> THE REQUEST
Report all lines holding "Sagittaire".

> EXERCISE DATA
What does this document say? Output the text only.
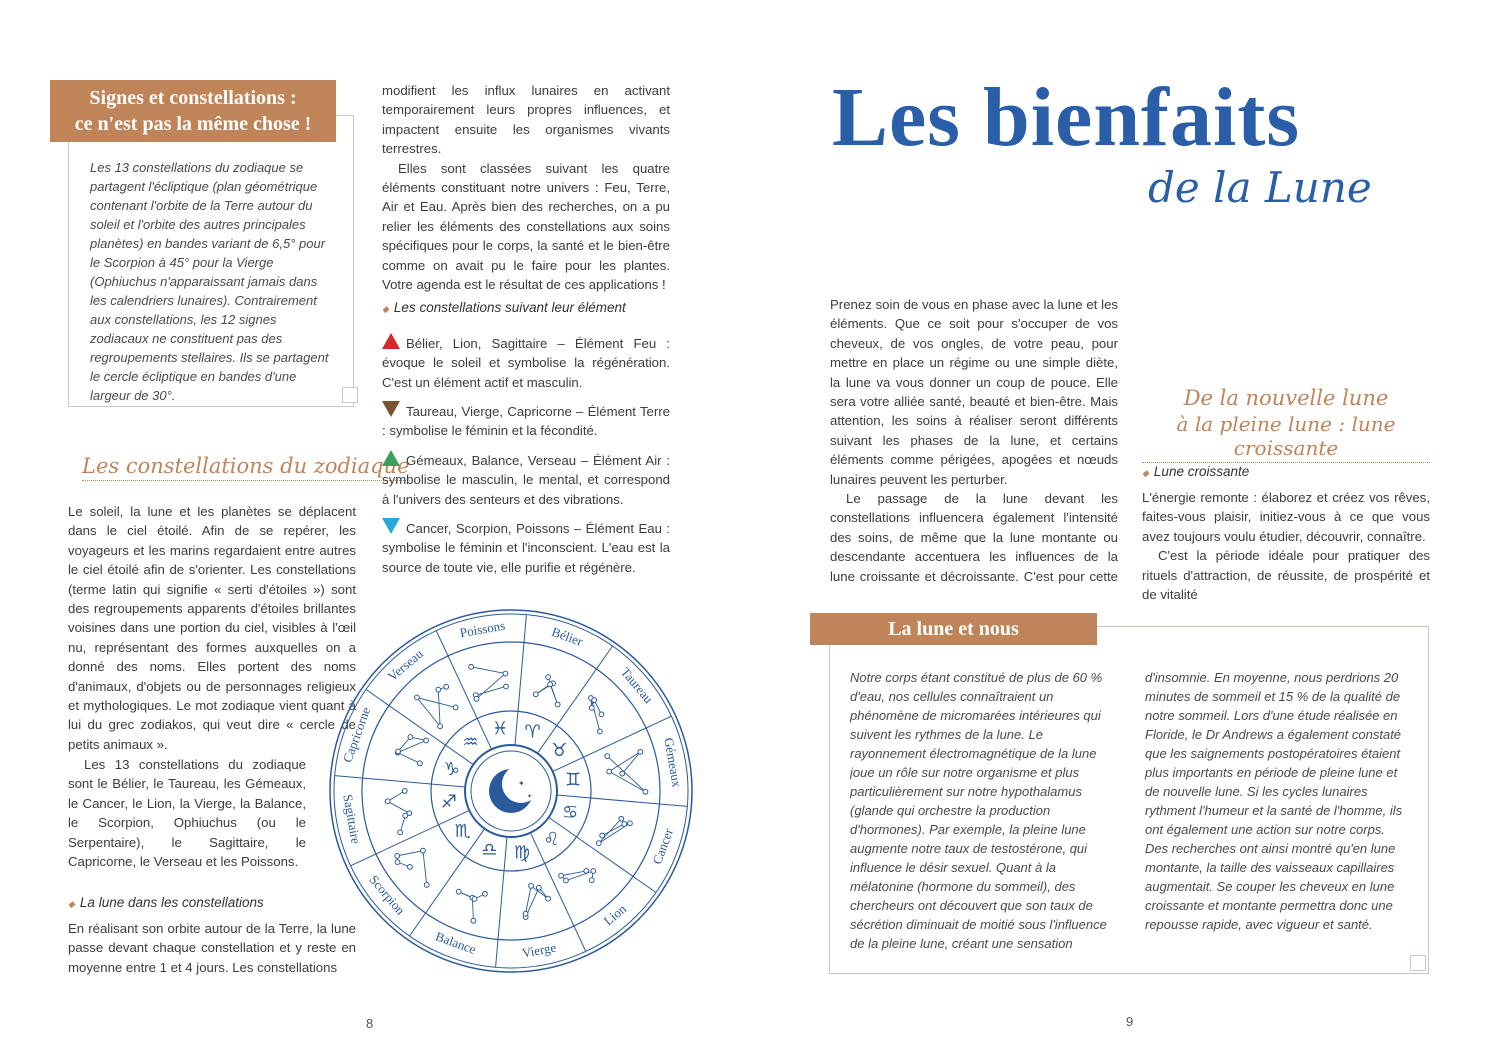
Signes et constellations :
ce n'est pas la même chose !
Les 13 constellations du zodiaque se partagent l'écliptique (plan géométrique contenant l'orbite de la Terre autour du soleil et l'orbite des autres principales planètes) en bandes variant de 6,5° pour le Scorpion à 45° pour la Vierge (Ophiuchus n'apparaissant jamais dans les calendriers lunaires). Contrairement aux constellations, les 12 signes zodiacaux ne constituent pas des regroupements stellaires. Ils se partagent le cercle écliptique en bandes d'une largeur de 30°.
Les constellations du zodiaque

Le soleil, la lune et les planètes se déplacent dans le ciel étoilé. Afin de se repérer, les voyageurs et les marins regardaient entre autres le ciel étoilé afin de s'orienter. Les constellations (terme latin qui signifie « serti d'étoiles ») sont des regroupements apparents d'étoiles brillantes voisines dans une portion du ciel, visibles à l'œil nu, représentant des formes auxquelles on a donné des noms. Elles portent des noms d'animaux, d'objets ou de personnages religieux et mythologiques. Le mot zodiaque vient quant à lui du grec zodiakos, qui veut dire « cercle de petits animaux ».

Les 13 constellations du zodiaque sont le Bélier, le Taureau, les Gémeaux, le Cancer, le Lion, la Vierge, la Balance, le Scorpion, Ophiuchus (ou le Serpentaire), le Sagittaire, le Capricorne, le Verseau et les Poissons.

◆ La lune dans les constellations

En réalisant son orbite autour de la Terre, la lune passe devant chaque constellation et y reste en moyenne entre 1 et 4 jours. Les constellations

modifient les influx lunaires en activant temporairement leurs propres influences, et impactent ensuite les organismes vivants terrestres.

Elles sont classées suivant les quatre éléments constituant notre univers : Feu, Terre, Air et Eau. Après bien des recherches, on a pu relier les éléments des constellations aux soins spécifiques pour le corps, la santé et le bien-être comme on avait pu le faire pour les plantes. Votre agenda est le résultat de ces applications !

◆ Les constellations suivant leur élément
Bélier, Lion, Sagittaire – Élément Feu : évoque le soleil et symbolise la régénération. C'est un élément actif et masculin.
Taureau, Vierge, Capricorne – Élément Terre : symbolise le féminin et la fécondité.
Gémeaux, Balance, Verseau – Élément Air : symbolise le masculin, le mental, et correspond à l'univers des senteurs et des vibrations.
Cancer, Scorpion, Poissons – Élément Eau : symbolise le féminin et l'inconscient. L'eau est la source de toute vie, elle purifie et régénère.
Bélier
Taureau
Gémeaux
Cancer
Lion
Vierge
Balance
Scorpion
Sagittaire
Capricorne
Verseau
Poissons
♈
♉
♊
♋
♌
♍
♎
♏
♐
♑
♒
♓
✦
✦
8
Les bienfaits
de la Lune

Prenez soin de vous en phase avec la lune et les éléments. Que ce soit pour s'occuper de vos cheveux, de vos ongles, de votre peau, pour mettre en place un régime ou une simple diète, la lune va vous donner un coup de pouce. Elle sera votre alliée santé, beauté et bien-être. Mais attention, les soins à réaliser seront différents suivant les phases de la lune, et certains éléments comme périgées, apogées et nœuds lunaires peuvent les perturber.

Le passage de la lune devant les constellations influencera également l'intensité des soins, de même que la lune montante ou descendante accentuera les influences de la lune croissante et décroissante. C'est pour cette

De la nouvelle lune
à la pleine lune : lune croissante
◆ Lune croissante

L'énergie remonte : élaborez et créez vos rêves, faites-vous plaisir, initiez-vous à ce que vous avez toujours voulu étudier, découvrir, connaître.

C'est la période idéale pour pratiquer des rituels d'attraction, de réussite, de prospérité et de vitalité

La lune et nous
Notre corps étant constitué de plus de 60 % d'eau, nos cellules connaîtraient un phénomène de micromarées intérieures qui suivent les rythmes de la lune. Le rayonnement électromagnétique de la lune joue un rôle sur notre organisme et plus particulièrement sur notre hypothalamus (glande qui orchestre la production d'hormones). Par exemple, la pleine lune augmente notre taux de testostérone, qui influence le désir sexuel. Quant à la mélatonine (hormone du sommeil), des chercheurs ont découvert que son taux de sécrétion diminuait de moitié sous l'influence de la pleine lune, créant une sensation d'insomnie. En moyenne, nous perdrions 20 minutes de sommeil et 15 % de la qualité de notre sommeil. Lors d'une étude réalisée en Floride, le Dr Andrews a également constaté que les saignements postopératoires étaient plus importants en période de pleine lune et de nouvelle lune. Si les cycles lunaires rythment l'humeur et la santé de l'homme, ils ont également une action sur notre corps. Des recherches ont ainsi montré qu'en lune montante, la taille des vaisseaux capillaires augmentait. Se couper les cheveux en lune croissante et montante permettra donc une repousse rapide, avec vigueur et santé.
9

> RESPONSE TO THE EXERCISE
Les 13 constellations du zodiaque sont le Bélier, le Taureau, les Gémeaux, le Cancer, le Lion, la Vierge, la Balance, le Scorpion, Ophiuchus (ou le Serpentaire), le Sagittaire, le Capricorne, le Verseau et les Poissons.
Bélier, Lion, Sagittaire – Élément Feu : évoque le soleil et symbolise la régénération. C'est un élément actif et masculin.
Sagittaire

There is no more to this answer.